To do —
Repeat, line for line, the entries printed below.

Materials provided —
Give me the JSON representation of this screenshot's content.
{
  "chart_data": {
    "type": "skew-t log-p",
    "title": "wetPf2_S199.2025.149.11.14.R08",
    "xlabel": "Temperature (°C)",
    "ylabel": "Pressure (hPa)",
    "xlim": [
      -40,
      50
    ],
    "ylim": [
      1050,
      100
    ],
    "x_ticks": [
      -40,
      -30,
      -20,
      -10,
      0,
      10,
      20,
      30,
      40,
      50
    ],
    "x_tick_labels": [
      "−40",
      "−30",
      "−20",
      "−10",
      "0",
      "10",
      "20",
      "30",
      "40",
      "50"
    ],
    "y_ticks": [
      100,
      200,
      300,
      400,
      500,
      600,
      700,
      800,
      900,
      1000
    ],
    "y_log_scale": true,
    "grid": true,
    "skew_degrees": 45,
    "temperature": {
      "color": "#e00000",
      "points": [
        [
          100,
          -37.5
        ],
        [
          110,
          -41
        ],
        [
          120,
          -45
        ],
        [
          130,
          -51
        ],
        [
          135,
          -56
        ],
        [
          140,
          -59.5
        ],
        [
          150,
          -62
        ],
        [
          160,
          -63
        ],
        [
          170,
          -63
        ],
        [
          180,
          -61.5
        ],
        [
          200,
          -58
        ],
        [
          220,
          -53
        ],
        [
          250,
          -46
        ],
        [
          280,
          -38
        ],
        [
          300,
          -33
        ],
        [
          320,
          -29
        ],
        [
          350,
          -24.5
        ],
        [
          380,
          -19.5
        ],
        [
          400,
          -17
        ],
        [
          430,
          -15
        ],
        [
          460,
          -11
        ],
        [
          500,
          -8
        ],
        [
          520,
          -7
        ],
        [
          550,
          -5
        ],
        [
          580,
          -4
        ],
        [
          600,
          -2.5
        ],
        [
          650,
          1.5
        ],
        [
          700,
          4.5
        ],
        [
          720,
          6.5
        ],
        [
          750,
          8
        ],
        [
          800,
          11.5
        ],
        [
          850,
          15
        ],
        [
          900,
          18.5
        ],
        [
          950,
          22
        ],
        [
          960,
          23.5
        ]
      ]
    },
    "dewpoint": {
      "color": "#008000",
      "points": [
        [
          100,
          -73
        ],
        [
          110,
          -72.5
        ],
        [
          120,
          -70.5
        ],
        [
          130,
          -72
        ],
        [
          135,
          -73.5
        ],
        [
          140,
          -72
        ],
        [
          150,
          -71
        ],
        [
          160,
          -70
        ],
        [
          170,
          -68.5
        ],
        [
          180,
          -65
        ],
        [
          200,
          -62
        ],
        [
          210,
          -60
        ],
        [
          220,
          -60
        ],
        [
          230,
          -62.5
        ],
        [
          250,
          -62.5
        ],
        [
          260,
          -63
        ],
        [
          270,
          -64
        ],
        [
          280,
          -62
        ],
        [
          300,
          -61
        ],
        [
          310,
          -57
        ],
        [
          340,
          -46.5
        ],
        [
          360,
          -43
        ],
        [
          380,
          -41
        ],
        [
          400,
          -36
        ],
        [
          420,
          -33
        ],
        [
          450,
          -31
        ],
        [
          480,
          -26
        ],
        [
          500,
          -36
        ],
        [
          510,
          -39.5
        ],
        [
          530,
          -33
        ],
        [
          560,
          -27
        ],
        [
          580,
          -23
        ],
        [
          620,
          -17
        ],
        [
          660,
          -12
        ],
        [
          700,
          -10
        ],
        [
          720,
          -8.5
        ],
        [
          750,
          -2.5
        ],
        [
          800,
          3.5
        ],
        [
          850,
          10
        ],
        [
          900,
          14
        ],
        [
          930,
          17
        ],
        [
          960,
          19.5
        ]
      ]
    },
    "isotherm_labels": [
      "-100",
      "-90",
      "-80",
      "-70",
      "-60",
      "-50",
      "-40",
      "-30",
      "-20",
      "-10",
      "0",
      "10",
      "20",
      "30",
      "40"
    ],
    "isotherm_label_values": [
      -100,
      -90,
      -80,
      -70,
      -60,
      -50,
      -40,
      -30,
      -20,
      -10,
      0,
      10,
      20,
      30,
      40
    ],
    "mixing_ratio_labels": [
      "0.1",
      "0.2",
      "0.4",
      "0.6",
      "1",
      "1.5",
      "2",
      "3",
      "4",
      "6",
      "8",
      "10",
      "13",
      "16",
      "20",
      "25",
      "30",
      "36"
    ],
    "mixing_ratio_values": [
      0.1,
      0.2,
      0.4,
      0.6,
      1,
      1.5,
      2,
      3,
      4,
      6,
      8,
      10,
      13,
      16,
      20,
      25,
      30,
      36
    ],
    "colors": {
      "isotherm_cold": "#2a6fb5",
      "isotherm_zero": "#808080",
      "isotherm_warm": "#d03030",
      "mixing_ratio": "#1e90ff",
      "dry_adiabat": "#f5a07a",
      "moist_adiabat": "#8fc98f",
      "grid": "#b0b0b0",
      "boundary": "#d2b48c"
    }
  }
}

Answer below —
Give me the JSON representation of this screenshot's content.
{
  "chart_data": {
    "type": "skew-t log-p",
    "title": "wetPf2_S199.2025.149.11.14.R08",
    "xlabel": "Temperature (°C)",
    "ylabel": "Pressure (hPa)",
    "xlim": [
      -40,
      50
    ],
    "ylim": [
      1050,
      100
    ],
    "x_ticks": [
      -40,
      -30,
      -20,
      -10,
      0,
      10,
      20,
      30,
      40,
      50
    ],
    "x_tick_labels": [
      "−40",
      "−30",
      "−20",
      "−10",
      "0",
      "10",
      "20",
      "30",
      "40",
      "50"
    ],
    "y_ticks": [
      100,
      200,
      300,
      400,
      500,
      600,
      700,
      800,
      900,
      1000
    ],
    "y_log_scale": true,
    "grid": true,
    "skew_degrees": 45,
    "temperature": {
      "color": "#e00000",
      "points": [
        [
          100,
          -37.5
        ],
        [
          110,
          -41
        ],
        [
          120,
          -45
        ],
        [
          130,
          -51
        ],
        [
          135,
          -56
        ],
        [
          140,
          -59.5
        ],
        [
          150,
          -62
        ],
        [
          160,
          -63
        ],
        [
          170,
          -63
        ],
        [
          180,
          -61.5
        ],
        [
          200,
          -58
        ],
        [
          220,
          -53
        ],
        [
          250,
          -46
        ],
        [
          280,
          -38
        ],
        [
          300,
          -33
        ],
        [
          320,
          -29
        ],
        [
          350,
          -24.5
        ],
        [
          380,
          -19.5
        ],
        [
          400,
          -17
        ],
        [
          430,
          -15
        ],
        [
          460,
          -11
        ],
        [
          500,
          -8
        ],
        [
          520,
          -7
        ],
        [
          550,
          -5
        ],
        [
          580,
          -4
        ],
        [
          600,
          -2.5
        ],
        [
          650,
          1.5
        ],
        [
          700,
          4.5
        ],
        [
          720,
          6.5
        ],
        [
          750,
          8
        ],
        [
          800,
          11.5
        ],
        [
          850,
          15
        ],
        [
          900,
          18.5
        ],
        [
          950,
          22
        ],
        [
          960,
          23.5
        ]
      ]
    },
    "dewpoint": {
      "color": "#008000",
      "points": [
        [
          100,
          -73
        ],
        [
          110,
          -72.5
        ],
        [
          120,
          -70.5
        ],
        [
          130,
          -72
        ],
        [
          135,
          -73.5
        ],
        [
          140,
          -72
        ],
        [
          150,
          -71
        ],
        [
          160,
          -70
        ],
        [
          170,
          -68.5
        ],
        [
          180,
          -65
        ],
        [
          200,
          -62
        ],
        [
          210,
          -60
        ],
        [
          220,
          -60
        ],
        [
          230,
          -62.5
        ],
        [
          250,
          -62.5
        ],
        [
          260,
          -63
        ],
        [
          270,
          -64
        ],
        [
          280,
          -62
        ],
        [
          300,
          -61
        ],
        [
          310,
          -57
        ],
        [
          340,
          -46.5
        ],
        [
          360,
          -43
        ],
        [
          380,
          -41
        ],
        [
          400,
          -36
        ],
        [
          420,
          -33
        ],
        [
          450,
          -31
        ],
        [
          480,
          -26
        ],
        [
          500,
          -36
        ],
        [
          510,
          -39.5
        ],
        [
          530,
          -33
        ],
        [
          560,
          -27
        ],
        [
          580,
          -23
        ],
        [
          620,
          -17
        ],
        [
          660,
          -12
        ],
        [
          700,
          -10
        ],
        [
          720,
          -8.5
        ],
        [
          750,
          -2.5
        ],
        [
          800,
          3.5
        ],
        [
          850,
          10
        ],
        [
          900,
          14
        ],
        [
          930,
          17
        ],
        [
          960,
          19.5
        ]
      ]
    },
    "isotherm_labels": [
      "-100",
      "-90",
      "-80",
      "-70",
      "-60",
      "-50",
      "-40",
      "-30",
      "-20",
      "-10",
      "0",
      "10",
      "20",
      "30",
      "40"
    ],
    "isotherm_label_values": [
      -100,
      -90,
      -80,
      -70,
      -60,
      -50,
      -40,
      -30,
      -20,
      -10,
      0,
      10,
      20,
      30,
      40
    ],
    "mixing_ratio_labels": [
      "0.1",
      "0.2",
      "0.4",
      "0.6",
      "1",
      "1.5",
      "2",
      "3",
      "4",
      "6",
      "8",
      "10",
      "13",
      "16",
      "20",
      "25",
      "30",
      "36"
    ],
    "mixing_ratio_values": [
      0.1,
      0.2,
      0.4,
      0.6,
      1,
      1.5,
      2,
      3,
      4,
      6,
      8,
      10,
      13,
      16,
      20,
      25,
      30,
      36
    ],
    "colors": {
      "isotherm_cold": "#2a6fb5",
      "isotherm_zero": "#808080",
      "isotherm_warm": "#d03030",
      "mixing_ratio": "#1e90ff",
      "dry_adiabat": "#f5a07a",
      "moist_adiabat": "#8fc98f",
      "grid": "#b0b0b0",
      "boundary": "#d2b48c"
    }
  }
}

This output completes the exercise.